• _DATA EXTRACT_
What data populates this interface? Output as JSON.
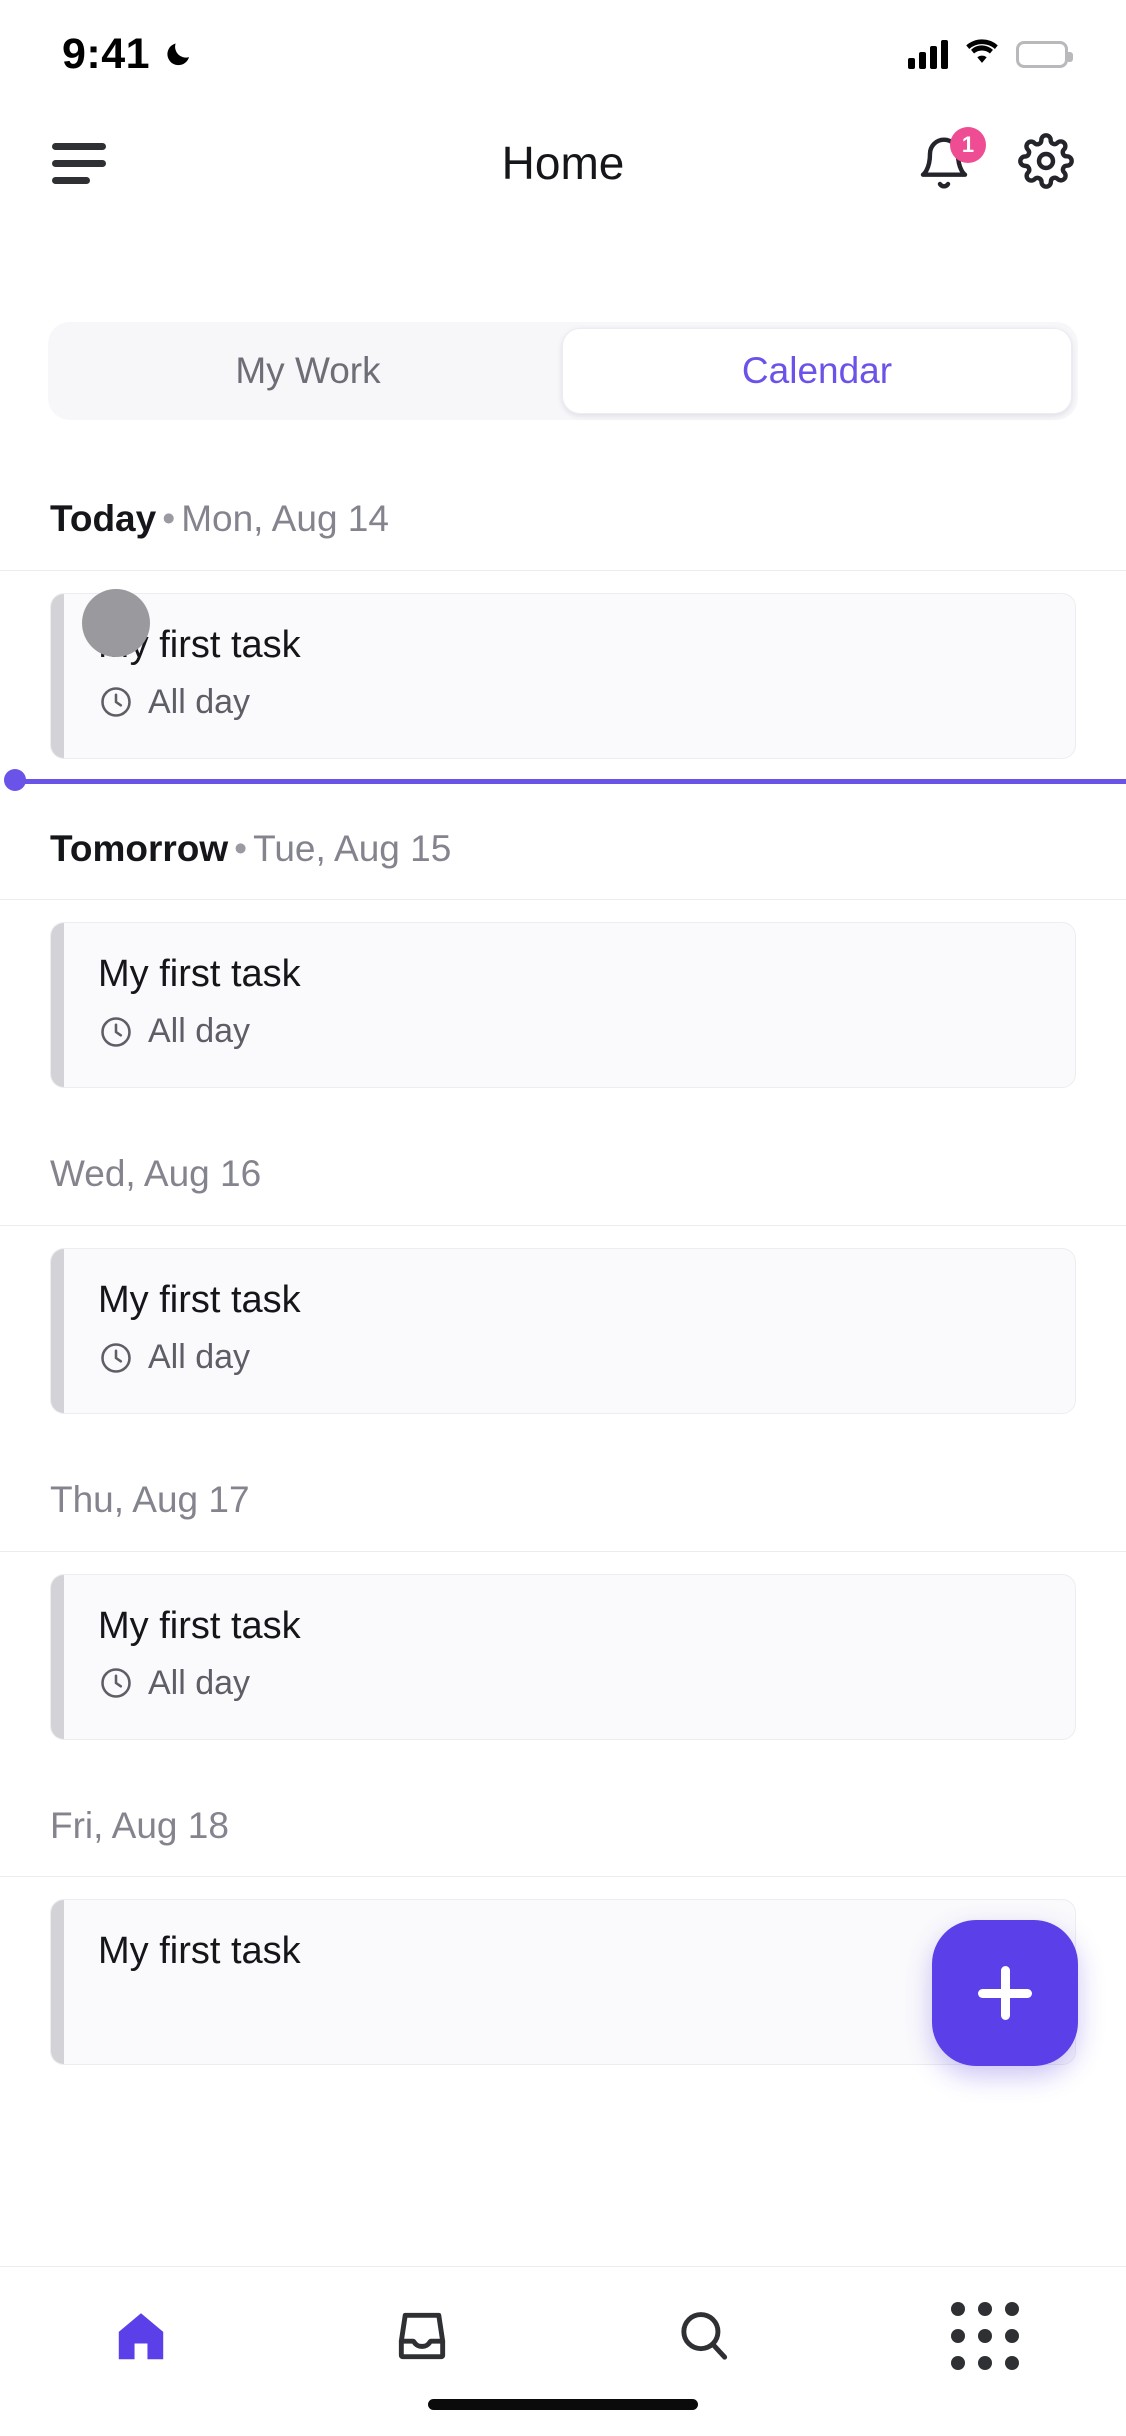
{
  "status_bar": {
    "time": "9:41",
    "moon_icon": "crescent-moon-icon",
    "signal_icon": "cellular-signal-icon",
    "wifi_icon": "wifi-icon",
    "battery_icon": "battery-full-icon"
  },
  "header": {
    "menu_icon": "hamburger-menu-icon",
    "title": "Home",
    "notifications_icon": "bell-icon",
    "notifications_badge": "1",
    "settings_icon": "gear-icon",
    "badge_color": "#ef4d93"
  },
  "segmented_control": {
    "tabs": [
      {
        "label": "My Work",
        "active": false
      },
      {
        "label": "Calendar",
        "active": true
      }
    ],
    "active_color": "#6a53e8",
    "inactive_color": "#6d6e76",
    "track_color": "#f7f7fa"
  },
  "calendar": {
    "now_indicator_color": "#6a53e8",
    "card_accent_color": "#d2d2d7",
    "groups": [
      {
        "label": "Today",
        "separator": "•",
        "date": "Mon, Aug 14",
        "emphasis": true,
        "show_now_line": true,
        "tasks": [
          {
            "title": "My first task",
            "time_icon": "clock-icon",
            "time": "All day",
            "has_avatar": true
          }
        ]
      },
      {
        "label": "Tomorrow",
        "separator": "•",
        "date": "Tue, Aug 15",
        "emphasis": true,
        "show_now_line": false,
        "tasks": [
          {
            "title": "My first task",
            "time_icon": "clock-icon",
            "time": "All day",
            "has_avatar": false
          }
        ]
      },
      {
        "label": "",
        "separator": "",
        "date": "Wed, Aug 16",
        "emphasis": false,
        "show_now_line": false,
        "tasks": [
          {
            "title": "My first task",
            "time_icon": "clock-icon",
            "time": "All day",
            "has_avatar": false
          }
        ]
      },
      {
        "label": "",
        "separator": "",
        "date": "Thu, Aug 17",
        "emphasis": false,
        "show_now_line": false,
        "tasks": [
          {
            "title": "My first task",
            "time_icon": "clock-icon",
            "time": "All day",
            "has_avatar": false
          }
        ]
      },
      {
        "label": "",
        "separator": "",
        "date": "Fri, Aug 18",
        "emphasis": false,
        "show_now_line": false,
        "tasks": [
          {
            "title": "My first task",
            "time_icon": "clock-icon",
            "time": "",
            "has_avatar": false
          }
        ]
      }
    ]
  },
  "fab": {
    "icon": "plus-icon",
    "color": "#5b3fe8"
  },
  "bottom_nav": {
    "active_color": "#5b3fe8",
    "inactive_color": "#2f3033",
    "items": [
      {
        "name": "home",
        "icon": "home-icon",
        "active": true
      },
      {
        "name": "inbox",
        "icon": "inbox-tray-icon",
        "active": false
      },
      {
        "name": "search",
        "icon": "search-icon",
        "active": false
      },
      {
        "name": "apps",
        "icon": "grid-dots-icon",
        "active": false
      }
    ]
  }
}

• _THE TASK_
Locate each line containing the string "label" and show it.

• _OUTPUT FOR THIS TASK_
        "label": "My Work",
        "label": "Calendar",
        "label": "Today",
        "label": "Tomorrow",
        "label": "",
        "label": "",
        "label": "",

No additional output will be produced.